▼▼▼

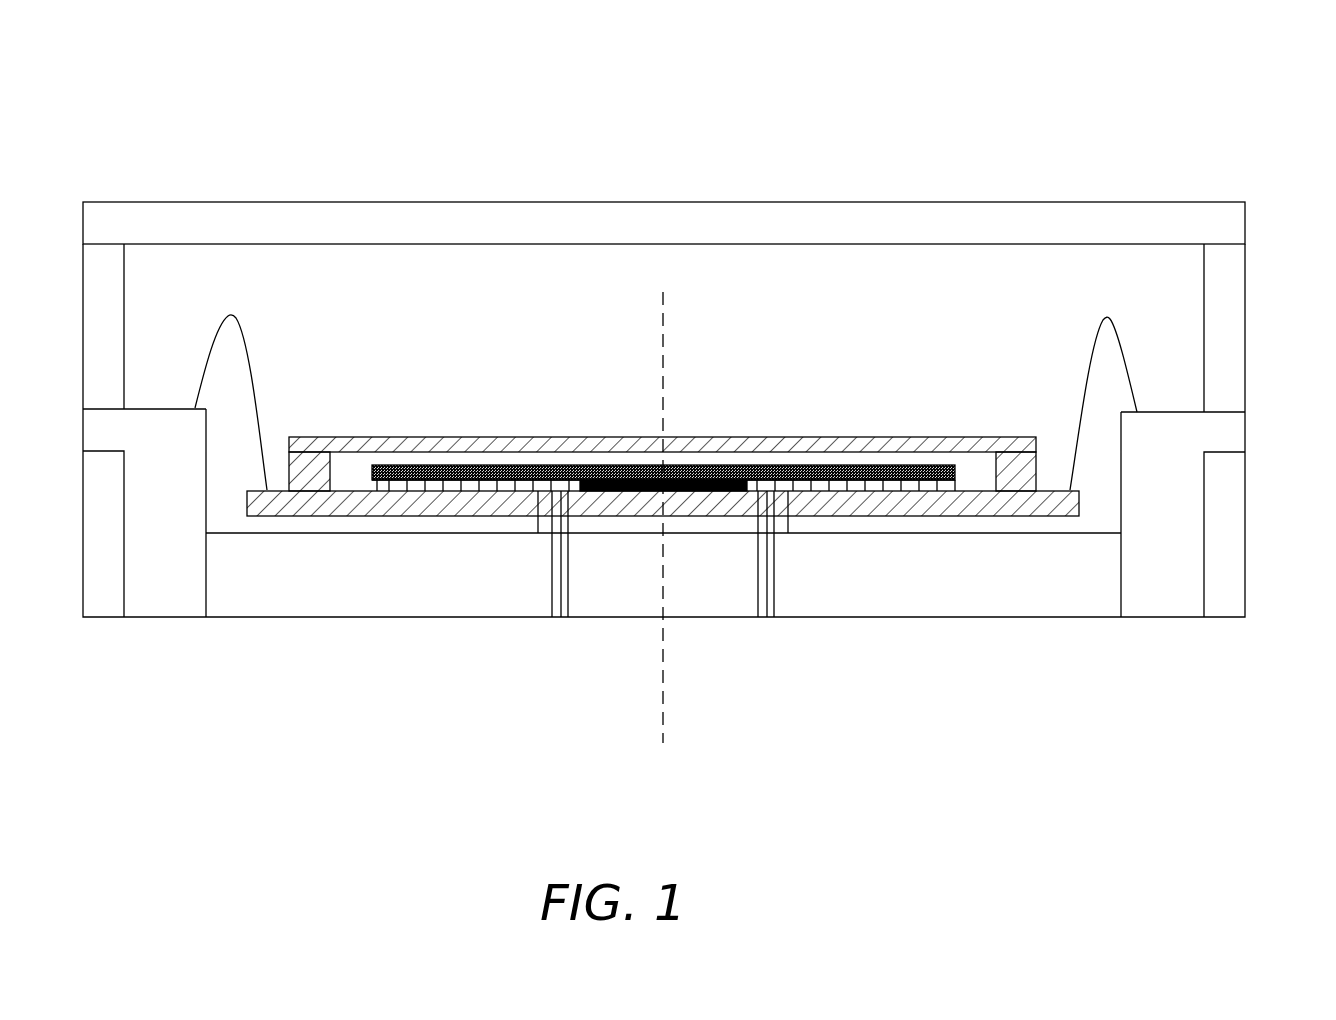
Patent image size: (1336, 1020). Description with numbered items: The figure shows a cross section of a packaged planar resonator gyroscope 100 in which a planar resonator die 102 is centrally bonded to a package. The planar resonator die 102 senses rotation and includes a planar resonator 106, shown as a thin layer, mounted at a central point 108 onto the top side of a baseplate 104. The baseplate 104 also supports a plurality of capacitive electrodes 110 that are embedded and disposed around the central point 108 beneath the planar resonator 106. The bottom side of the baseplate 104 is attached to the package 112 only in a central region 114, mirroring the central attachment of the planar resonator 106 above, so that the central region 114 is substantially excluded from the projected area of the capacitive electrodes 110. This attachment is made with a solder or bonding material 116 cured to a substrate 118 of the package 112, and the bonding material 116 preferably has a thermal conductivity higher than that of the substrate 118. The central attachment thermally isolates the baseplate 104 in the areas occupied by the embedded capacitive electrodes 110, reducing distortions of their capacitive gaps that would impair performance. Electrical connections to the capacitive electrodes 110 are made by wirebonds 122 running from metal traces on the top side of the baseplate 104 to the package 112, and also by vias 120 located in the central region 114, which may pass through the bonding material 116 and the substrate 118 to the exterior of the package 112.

The packaged planar resonator gyroscope 100 is at (1190, 110).
The planar resonator die 102 is at (923, 419).
The baseplate 104 is at (988, 507).
The planar resonator 106 is at (841, 468).
The central point 108 is at (717, 492).
The capacitive electrodes 110 is at (870, 488).
The package 112 is at (1211, 213).
The central region 114 is at (623, 540).
The bonding material 116 is at (648, 527).
The substrate 118 is at (1093, 608).
The vias 120 is at (781, 580).
The wirebonds 122 is at (1145, 356).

▲▲▲

> Stated goal:
Express every line of the items above as a JSON list of strings, one string per line, skipping blank lines and leaving out the pictures.

> Exercise response:
[
  "Patent image size: (1336, 1020). Description with numbered items: The figure shows a cross section of a packaged planar resonator gyroscope 100 in which a planar resonator die 102 is centrally bonded to a package. The planar resonator die 102 senses rotation and includes a planar resonator 106, shown as a thin layer, mounted at a central point 108 onto the top side of a baseplate 104. The baseplate 104 also supports a plurality of capacitive electrodes 110 that are embedded and disposed around the central point 108 beneath the planar resonator 106. The bottom side of the baseplate 104 is attached to the package 112 only in a central region 114, mirroring the central attachment of the planar resonator 106 above, so that the central region 114 is substantially excluded from the projected area of the capacitive electrodes 110. This attachment is made with a solder or bonding material 116 cured to a substrate 118 of the package 112, and the bonding material 116 preferably has a thermal conductivity higher than that of the substrate 118. The central attachment thermally isolates the baseplate 104 in the areas occupied by the embedded capacitive electrodes 110, reducing distortions of their capacitive gaps that would impair performance. Electrical connections to the capacitive electrodes 110 are made by wirebonds 122 running from metal traces on the top side of the baseplate 104 to the package 112, and also by vias 120 located in the central region 114, which may pass through the bonding material 116 and the substrate 118 to the exterior of the package 112.",
  "The packaged planar resonator gyroscope 100 is at (1190, 110).",
  "The planar resonator die 102 is at (923, 419).",
  "The baseplate 104 is at (988, 507).",
  "The planar resonator 106 is at (841, 468).",
  "The central point 108 is at (717, 492).",
  "The capacitive electrodes 110 is at (870, 488).",
  "The package 112 is at (1211, 213).",
  "The central region 114 is at (623, 540).",
  "The bonding material 116 is at (648, 527).",
  "The substrate 118 is at (1093, 608).",
  "The vias 120 is at (781, 580).",
  "The wirebonds 122 is at (1145, 356)."
]